● DOCUMENT EXTRACT:
Mortality Forecasts Error Analysis
Mortality rates decreased consistently throughout the 20th century as life expectancy at birth increased from 47.3 years in 1900 to 77.0 in 1999, an increase of 29.7 years in approximately 100 years (Anderson, 1999; U.S. Census Bureau, 2000b). Graph 5 displays the observed and forecast crude death rates from 1964 to the present. Crude death rates generally decreased throughout the 1960s and 1970s, falling from 9.4 deaths per 1,000 people in 1964 to 8.6 deaths by 1977, a time span of 13 years. Following 1977, the rate remained stable, ranging between 8.5 and 8.8 deaths for 21 years. As rates stabilized or decreased, the base population continued to grow in size, resulting in an increase in the number of deaths. The number of deaths steadily increased from approximately 1.8 million in 1964 to 2.4 million in 1999. Graph 6 displays the observed number of deaths from 1964 to 1999. Between 1964 and 1983, the number of deaths increased from 1.8 to 2.0 million. Beyond 1983, the number of deaths increased to 2.4 million. These trends differ by age, sex, race, and Hispanic origin at the national level (Anderson, 1999). For the purposes of this research, only the forecast number of deaths and the crude death rate for the total population will be examined.
To forecast trends in mortality, age-specific death rates and survival rates are used as inputs to the cohort component model to survive the population forward. Rates are generally calculated by single year of age, sex, and more recently race and Hispanic origin. Mortality forecast assumptions formulated between 1963 and 1986 depended on life tables created by the Social Security Administration and were adapted to the needs of the Census Bureau. Before 1982, one set of rates was used as inputs for the model. Forecasts following 1976 produced a low, middle, and high mortality series. For series produced in 1991 forward, the Census Bureau used its own forecast life tables based primarily on the rate of mortality change experienced in previous decades.
1) Overall Accuracy of Mortality Forecasts
Compared to births, deaths are not as numerous and exhibit less fluctuation over time. Therefore, mortality forecasts are subject to smaller numeric magnitudes than fertility and exhibit smaller summary error statistics. Tables 7 and 8 present the error statistics for the forecast number of deaths and the crude death rates. Multiple series error statistics for the number of deaths begin with a MAPE of 5.1 percent (CDR=5.6 percent) at the fifth year of the forecast period. At the twentieth year, the MAPE reaches its highest value of 12.2 percent (CDR=9.7 percent). On average, the error terms for the number of deaths and the crude rates increased throughout the forecast periods. Correspondingly, mortality trends forecast by the Census Bureau were generally too conservative and failed to adequately forecast improvements in life expectancy.

● Image layout annotations:
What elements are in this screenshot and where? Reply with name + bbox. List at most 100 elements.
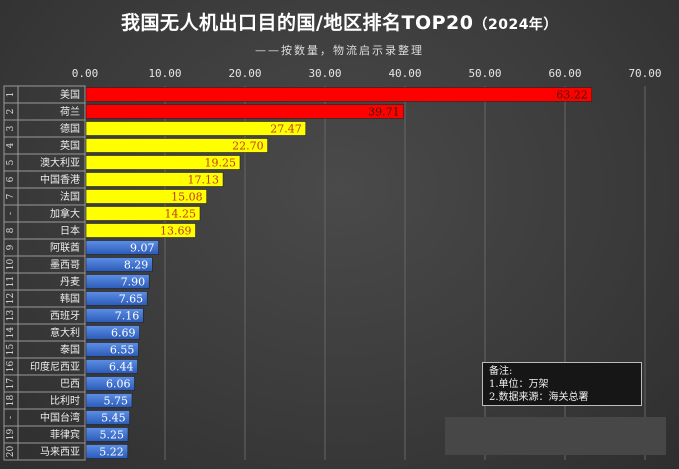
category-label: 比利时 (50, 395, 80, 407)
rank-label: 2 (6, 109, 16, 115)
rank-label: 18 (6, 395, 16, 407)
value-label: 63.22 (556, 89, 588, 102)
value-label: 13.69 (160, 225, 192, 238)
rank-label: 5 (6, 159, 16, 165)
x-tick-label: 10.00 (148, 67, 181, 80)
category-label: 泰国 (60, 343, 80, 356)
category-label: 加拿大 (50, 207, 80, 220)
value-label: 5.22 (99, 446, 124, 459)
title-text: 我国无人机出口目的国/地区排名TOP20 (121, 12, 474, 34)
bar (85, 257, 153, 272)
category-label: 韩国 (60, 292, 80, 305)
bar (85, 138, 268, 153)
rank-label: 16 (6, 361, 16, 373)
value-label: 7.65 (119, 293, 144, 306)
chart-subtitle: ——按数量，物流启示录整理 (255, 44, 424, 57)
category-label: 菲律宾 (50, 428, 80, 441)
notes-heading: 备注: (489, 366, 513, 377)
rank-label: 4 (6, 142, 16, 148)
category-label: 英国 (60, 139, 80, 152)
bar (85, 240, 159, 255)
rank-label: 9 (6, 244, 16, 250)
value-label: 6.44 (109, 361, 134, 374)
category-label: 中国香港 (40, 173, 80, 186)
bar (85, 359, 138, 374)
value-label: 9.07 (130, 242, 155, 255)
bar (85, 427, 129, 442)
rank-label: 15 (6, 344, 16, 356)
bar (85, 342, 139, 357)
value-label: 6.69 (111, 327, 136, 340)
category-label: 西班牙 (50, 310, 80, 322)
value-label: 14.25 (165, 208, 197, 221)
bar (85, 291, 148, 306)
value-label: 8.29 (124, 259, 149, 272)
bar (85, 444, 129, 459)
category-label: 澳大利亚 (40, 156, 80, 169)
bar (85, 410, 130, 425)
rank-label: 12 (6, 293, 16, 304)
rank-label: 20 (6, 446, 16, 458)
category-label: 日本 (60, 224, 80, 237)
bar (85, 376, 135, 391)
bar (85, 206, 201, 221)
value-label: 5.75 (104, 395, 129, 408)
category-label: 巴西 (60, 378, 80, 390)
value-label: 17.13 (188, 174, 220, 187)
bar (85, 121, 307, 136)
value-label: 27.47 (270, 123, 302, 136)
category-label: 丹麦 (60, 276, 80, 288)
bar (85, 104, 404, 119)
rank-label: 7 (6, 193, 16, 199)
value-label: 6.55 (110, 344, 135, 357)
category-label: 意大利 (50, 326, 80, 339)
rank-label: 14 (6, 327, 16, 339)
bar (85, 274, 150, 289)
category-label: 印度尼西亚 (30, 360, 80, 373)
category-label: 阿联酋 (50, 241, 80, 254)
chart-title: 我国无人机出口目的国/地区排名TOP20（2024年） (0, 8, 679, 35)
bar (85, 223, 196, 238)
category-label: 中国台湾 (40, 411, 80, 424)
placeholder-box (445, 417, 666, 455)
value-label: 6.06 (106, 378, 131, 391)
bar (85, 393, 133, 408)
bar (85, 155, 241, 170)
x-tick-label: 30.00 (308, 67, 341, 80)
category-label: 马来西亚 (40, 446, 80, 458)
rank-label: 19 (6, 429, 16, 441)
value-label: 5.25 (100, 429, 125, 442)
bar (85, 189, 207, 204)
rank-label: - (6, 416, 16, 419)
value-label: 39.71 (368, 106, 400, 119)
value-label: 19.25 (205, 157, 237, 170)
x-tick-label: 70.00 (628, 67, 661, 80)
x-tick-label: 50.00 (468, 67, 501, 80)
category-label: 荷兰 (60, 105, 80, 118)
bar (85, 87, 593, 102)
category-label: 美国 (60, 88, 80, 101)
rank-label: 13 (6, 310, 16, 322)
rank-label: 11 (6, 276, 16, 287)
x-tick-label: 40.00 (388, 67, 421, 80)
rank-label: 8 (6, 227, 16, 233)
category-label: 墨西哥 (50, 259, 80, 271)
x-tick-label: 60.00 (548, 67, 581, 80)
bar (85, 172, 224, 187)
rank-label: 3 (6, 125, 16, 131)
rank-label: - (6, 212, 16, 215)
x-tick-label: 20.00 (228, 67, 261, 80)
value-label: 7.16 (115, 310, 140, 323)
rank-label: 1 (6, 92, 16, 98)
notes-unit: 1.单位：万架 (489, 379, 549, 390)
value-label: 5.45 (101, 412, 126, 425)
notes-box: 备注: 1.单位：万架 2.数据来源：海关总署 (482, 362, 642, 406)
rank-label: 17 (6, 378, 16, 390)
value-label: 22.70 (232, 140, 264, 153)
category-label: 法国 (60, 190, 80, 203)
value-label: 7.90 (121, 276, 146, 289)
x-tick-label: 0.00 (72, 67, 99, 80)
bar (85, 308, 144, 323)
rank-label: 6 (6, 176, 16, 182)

==

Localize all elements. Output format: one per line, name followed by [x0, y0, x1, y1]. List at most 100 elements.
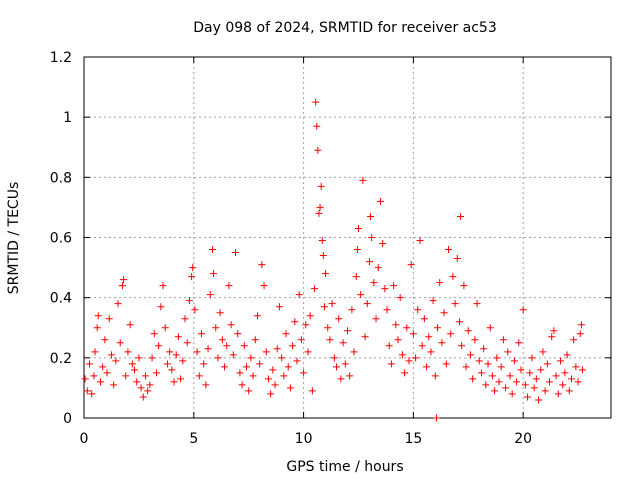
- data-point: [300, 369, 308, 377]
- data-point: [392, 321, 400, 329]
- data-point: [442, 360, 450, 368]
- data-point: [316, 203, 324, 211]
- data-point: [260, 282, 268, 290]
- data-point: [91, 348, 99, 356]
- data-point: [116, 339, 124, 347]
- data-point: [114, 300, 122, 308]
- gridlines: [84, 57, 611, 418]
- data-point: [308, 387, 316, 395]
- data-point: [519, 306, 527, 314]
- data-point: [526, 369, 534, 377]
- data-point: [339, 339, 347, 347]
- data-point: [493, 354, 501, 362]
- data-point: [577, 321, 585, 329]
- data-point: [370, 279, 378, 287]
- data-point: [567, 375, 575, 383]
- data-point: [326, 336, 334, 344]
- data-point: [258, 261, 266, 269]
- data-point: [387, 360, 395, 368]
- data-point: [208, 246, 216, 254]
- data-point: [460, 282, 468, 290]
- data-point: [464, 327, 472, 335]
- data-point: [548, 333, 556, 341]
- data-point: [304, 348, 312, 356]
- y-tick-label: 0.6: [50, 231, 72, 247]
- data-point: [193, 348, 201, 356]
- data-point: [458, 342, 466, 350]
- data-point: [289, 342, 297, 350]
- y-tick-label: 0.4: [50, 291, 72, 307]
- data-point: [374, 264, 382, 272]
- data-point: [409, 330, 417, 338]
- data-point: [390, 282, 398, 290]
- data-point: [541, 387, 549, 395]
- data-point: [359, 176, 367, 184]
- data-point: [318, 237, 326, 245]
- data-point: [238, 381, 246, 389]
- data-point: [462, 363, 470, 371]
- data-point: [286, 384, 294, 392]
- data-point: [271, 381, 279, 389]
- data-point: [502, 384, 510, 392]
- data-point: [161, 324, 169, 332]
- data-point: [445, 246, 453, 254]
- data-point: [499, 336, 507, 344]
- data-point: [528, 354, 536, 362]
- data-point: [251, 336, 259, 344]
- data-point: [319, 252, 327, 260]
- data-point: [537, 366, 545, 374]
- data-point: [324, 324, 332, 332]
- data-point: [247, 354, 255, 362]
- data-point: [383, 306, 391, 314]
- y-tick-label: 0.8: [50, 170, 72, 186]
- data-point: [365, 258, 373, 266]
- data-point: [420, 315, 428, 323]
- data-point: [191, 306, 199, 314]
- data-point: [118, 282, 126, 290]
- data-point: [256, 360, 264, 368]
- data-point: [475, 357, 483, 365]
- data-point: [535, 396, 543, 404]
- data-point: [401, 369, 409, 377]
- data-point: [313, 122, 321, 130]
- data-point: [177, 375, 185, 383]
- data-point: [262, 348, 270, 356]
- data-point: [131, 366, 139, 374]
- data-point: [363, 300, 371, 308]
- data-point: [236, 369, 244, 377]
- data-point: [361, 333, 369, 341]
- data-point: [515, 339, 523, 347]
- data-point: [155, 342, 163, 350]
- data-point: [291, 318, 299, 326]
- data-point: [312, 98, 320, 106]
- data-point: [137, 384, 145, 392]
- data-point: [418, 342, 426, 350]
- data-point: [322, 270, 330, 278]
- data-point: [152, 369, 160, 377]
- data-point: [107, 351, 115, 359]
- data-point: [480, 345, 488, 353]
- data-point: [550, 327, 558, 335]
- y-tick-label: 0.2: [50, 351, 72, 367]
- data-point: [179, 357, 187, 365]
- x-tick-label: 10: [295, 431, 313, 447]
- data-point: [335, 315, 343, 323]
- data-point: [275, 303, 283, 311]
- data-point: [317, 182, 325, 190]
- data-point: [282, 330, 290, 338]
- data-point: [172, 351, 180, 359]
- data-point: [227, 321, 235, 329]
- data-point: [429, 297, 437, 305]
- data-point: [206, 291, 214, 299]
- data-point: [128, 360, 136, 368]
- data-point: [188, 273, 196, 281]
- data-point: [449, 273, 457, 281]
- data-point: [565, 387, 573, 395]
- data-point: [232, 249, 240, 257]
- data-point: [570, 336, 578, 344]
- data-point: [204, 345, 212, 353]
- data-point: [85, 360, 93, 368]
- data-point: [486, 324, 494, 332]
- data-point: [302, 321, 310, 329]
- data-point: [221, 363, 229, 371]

...

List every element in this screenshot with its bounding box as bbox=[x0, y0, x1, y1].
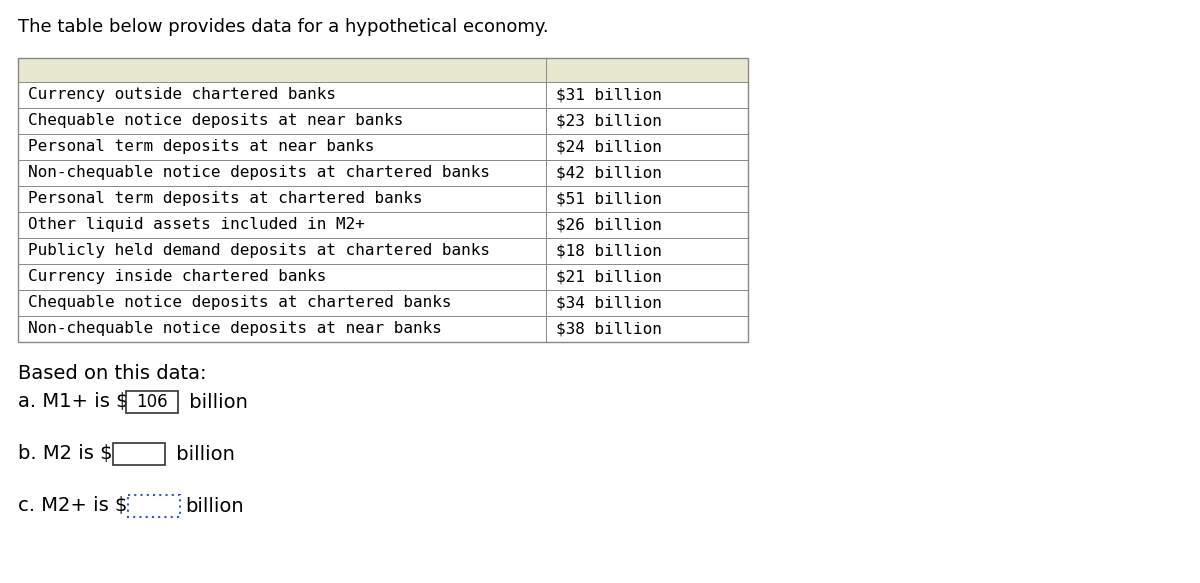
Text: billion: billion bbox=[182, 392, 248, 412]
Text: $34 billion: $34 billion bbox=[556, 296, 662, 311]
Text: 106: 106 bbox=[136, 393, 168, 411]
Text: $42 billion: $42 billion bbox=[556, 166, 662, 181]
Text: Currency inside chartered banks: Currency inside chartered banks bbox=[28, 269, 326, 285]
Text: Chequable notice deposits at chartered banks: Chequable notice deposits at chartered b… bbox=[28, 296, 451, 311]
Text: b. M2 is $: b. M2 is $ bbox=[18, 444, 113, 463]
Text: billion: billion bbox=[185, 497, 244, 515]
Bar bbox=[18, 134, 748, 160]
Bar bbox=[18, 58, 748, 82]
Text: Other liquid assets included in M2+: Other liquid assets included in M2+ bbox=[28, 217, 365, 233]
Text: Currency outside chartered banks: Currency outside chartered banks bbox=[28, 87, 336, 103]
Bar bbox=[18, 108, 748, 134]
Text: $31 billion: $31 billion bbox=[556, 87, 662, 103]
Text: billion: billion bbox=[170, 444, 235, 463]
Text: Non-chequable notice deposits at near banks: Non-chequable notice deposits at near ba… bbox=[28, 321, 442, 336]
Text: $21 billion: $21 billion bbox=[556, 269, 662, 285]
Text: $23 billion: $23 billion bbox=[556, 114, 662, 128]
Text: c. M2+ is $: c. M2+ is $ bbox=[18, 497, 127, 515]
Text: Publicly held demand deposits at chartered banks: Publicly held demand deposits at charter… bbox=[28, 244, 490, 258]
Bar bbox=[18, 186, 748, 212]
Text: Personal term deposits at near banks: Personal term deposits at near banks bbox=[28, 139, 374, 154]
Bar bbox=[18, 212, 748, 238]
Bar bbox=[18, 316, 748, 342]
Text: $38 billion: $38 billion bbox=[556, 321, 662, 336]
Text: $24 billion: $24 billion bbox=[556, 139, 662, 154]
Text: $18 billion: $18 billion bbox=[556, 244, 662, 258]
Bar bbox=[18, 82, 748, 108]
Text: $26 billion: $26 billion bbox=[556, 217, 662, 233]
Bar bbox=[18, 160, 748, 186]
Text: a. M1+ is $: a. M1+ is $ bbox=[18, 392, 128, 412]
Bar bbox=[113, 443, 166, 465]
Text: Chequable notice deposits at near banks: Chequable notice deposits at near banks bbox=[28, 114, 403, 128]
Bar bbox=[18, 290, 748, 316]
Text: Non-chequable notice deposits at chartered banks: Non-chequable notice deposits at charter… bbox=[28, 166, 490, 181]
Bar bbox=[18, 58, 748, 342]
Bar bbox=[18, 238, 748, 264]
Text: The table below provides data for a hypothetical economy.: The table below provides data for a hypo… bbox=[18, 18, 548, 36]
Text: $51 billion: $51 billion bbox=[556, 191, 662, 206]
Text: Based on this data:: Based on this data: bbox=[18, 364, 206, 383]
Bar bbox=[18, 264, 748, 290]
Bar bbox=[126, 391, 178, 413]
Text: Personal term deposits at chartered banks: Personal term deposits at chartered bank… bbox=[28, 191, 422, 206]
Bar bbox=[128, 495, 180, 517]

● WORK TO DO:
A. Answer these questions from the mortality forecasts text:
(i) What was life expectancy at birth in 1900, and what was it in 1999?
(ii) Starting with series produced in which year did the Census Bureau use its own forecast life tables?
(iii) What MAPE did the forecast number of deaths reach at the twentieth year of the forecast period?
B. Carry the mortality forecasts text forward from its last sentence.

● SET OF ANSWERS:
A.
(i) 47.3 years in 1900 and 77.0 years in 1999.
(ii) 1991.
(iii) 12.2 percent.

B.
Similar to the results for the individual fertility series, the overall accuracy of the individual mortality series for the number of deaths and the crude rates improve dramatically in the recent past. Graph 6 displays the individual series forecast for deaths and the actual number of deaths. Forecasts produced in 1976 and earlier consistently overestimated deaths. Beginning in 1963, error terms generally increased within the first five years for each series, peaking at 1974 (with exception of series 1972 and 1974 beyond the fifteen year forecast period). Series 1974 was inaccurate by 9.9 percent (for both the MPE and MAPE), increasing from 1.8 percent in 1963, within the first five years. Table 9 displays the PEs for the number of deaths and the crude death rates. Again, series 1974 experienced the largest error term, with a PE of 8.2 percent at the first year for deaths and 9.1 percent for the crude rate.
Following series 1974, the level of accuracy improved. In 1976, the MAPE for the number of deaths fell to 4.6 percent during the first five years and again to .91 percentage points by 1982. Forecast deaths and crude rates produced after the 1976 series were consistently more accurate than previous series, except for 1992, which had a MAPE of 3.8 percent within the five years. The MAPE within the first five years for series produced after 1982, excluding 1992, ranged between .9 percentage points and 1.3 percent. For series 1982 and 1986 with forecast periods beyond five years, the MAPE remained near 1.0 percent and 1.1 percent.
2) Duration-Specific Forecast Error for Mortality
Multiple series error statistics increased throughout the forecast period for both the numbers of deaths and the crude death rates. The crude rate, however, accumulated less error throughout the forecast period. (This can also be witnessed for individual series.) Graph 4 shows the multiple MAPEs for each component of population change for the twenty-year forecast periods by single year. The MAPE remains stable after ten years for both deaths and the crude rate. Within ten years, the crude rates demonstrated lower average error statistics, increasing the gap between the MAPEs for the number and the rate of deaths as the forecast periods lengthened.
The duration-specific forecast error for individual series deaths generally increased throughout the forecast period, with exception to 1974 and 1986. In contrast, crude rate forecasts with periods fifteen years and longer, the average error declined at twenty years for series 1966 and 1969. Series 1974 and 1982 experienced smaller averages within fifteen years than ten years, followed by an increase within 20 years for 1974.
3) Comparison of Mortality Forecast Models
A comparison of the multiple series forecast and naïve models RMSE indicates that the naïve model outperformed the forecast series throughout the entire forecast period for both the number of deaths and the crude rates. The difference between the two models' RMSEs diminished within the twenty-year period for the forecast number of deaths and the crude rate, with the Census Bureau forecast outperforming the naïve model within 20 years for deaths. The multiple series forecast number of deaths RMSE of 265.5 thousand is smaller then the naïve RMSE of 278.9 thousand. In contrast, the naïve model multiple series RMSE for the crude rate outperformed the forecast series by .19 deaths per 1,000 people at twenty years.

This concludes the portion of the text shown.